** begin Source material **
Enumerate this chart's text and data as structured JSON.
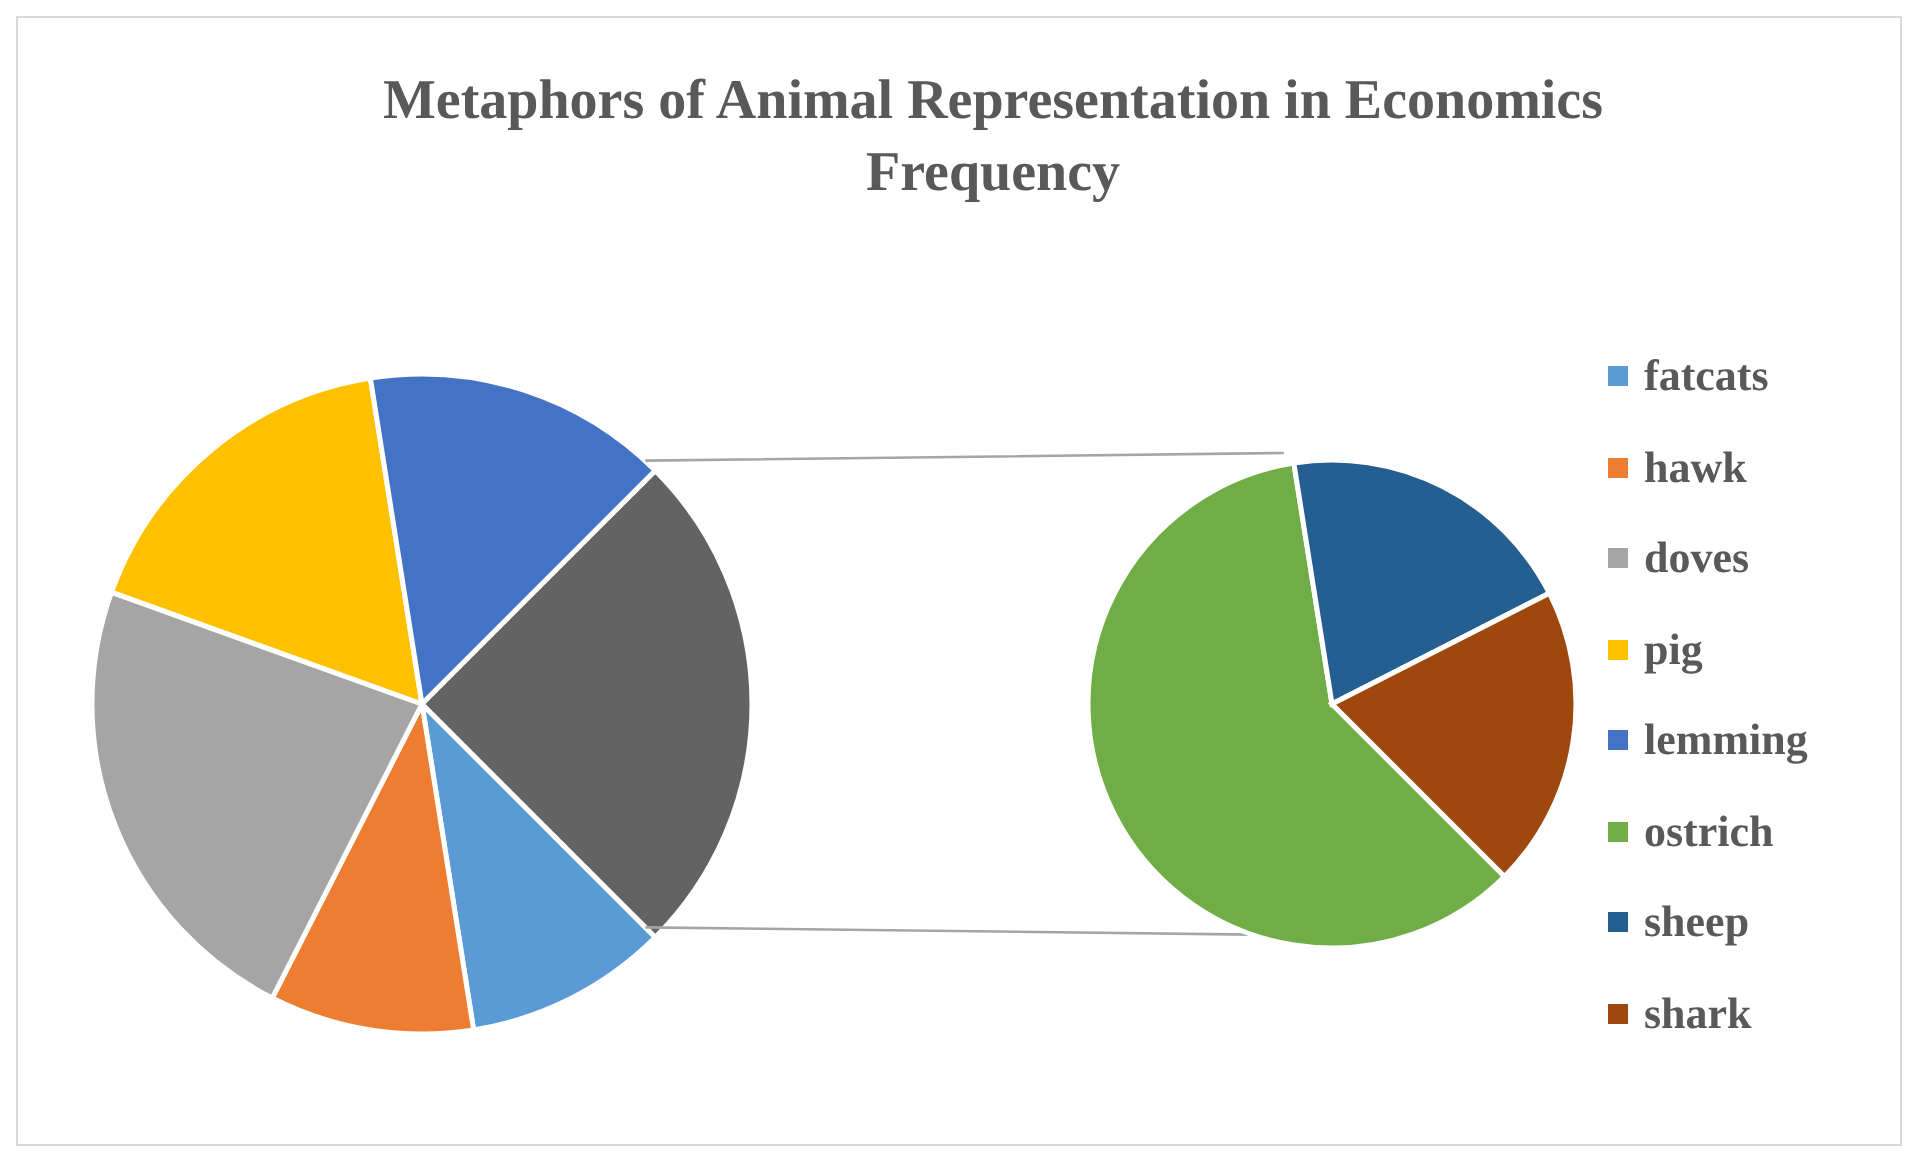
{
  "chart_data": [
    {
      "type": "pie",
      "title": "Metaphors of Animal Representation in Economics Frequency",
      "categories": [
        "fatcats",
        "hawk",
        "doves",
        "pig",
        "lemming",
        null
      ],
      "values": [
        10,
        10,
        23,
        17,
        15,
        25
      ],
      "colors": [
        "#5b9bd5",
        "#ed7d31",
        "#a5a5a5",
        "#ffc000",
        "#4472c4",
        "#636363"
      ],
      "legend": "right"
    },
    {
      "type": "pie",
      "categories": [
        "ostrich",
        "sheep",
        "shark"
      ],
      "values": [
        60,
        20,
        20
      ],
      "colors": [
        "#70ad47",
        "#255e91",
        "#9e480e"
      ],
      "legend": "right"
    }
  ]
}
** end Source material **
__Exercise prompt__.
Set the listing down in full and exactly. Pictures within it should not appear in the copy.

__Written reply__.
Enumerate this chart's text and data as structured JSON.
{
  "chart_data": [
    {
      "type": "pie",
      "title": "Metaphors of Animal Representation in Economics Frequency",
      "categories": [
        "fatcats",
        "hawk",
        "doves",
        "pig",
        "lemming",
        null
      ],
      "values": [
        10,
        10,
        23,
        17,
        15,
        25
      ],
      "colors": [
        "#5b9bd5",
        "#ed7d31",
        "#a5a5a5",
        "#ffc000",
        "#4472c4",
        "#636363"
      ],
      "legend": "right"
    },
    {
      "type": "pie",
      "categories": [
        "ostrich",
        "sheep",
        "shark"
      ],
      "values": [
        60,
        20,
        20
      ],
      "colors": [
        "#70ad47",
        "#255e91",
        "#9e480e"
      ],
      "legend": "right"
    }
  ]
}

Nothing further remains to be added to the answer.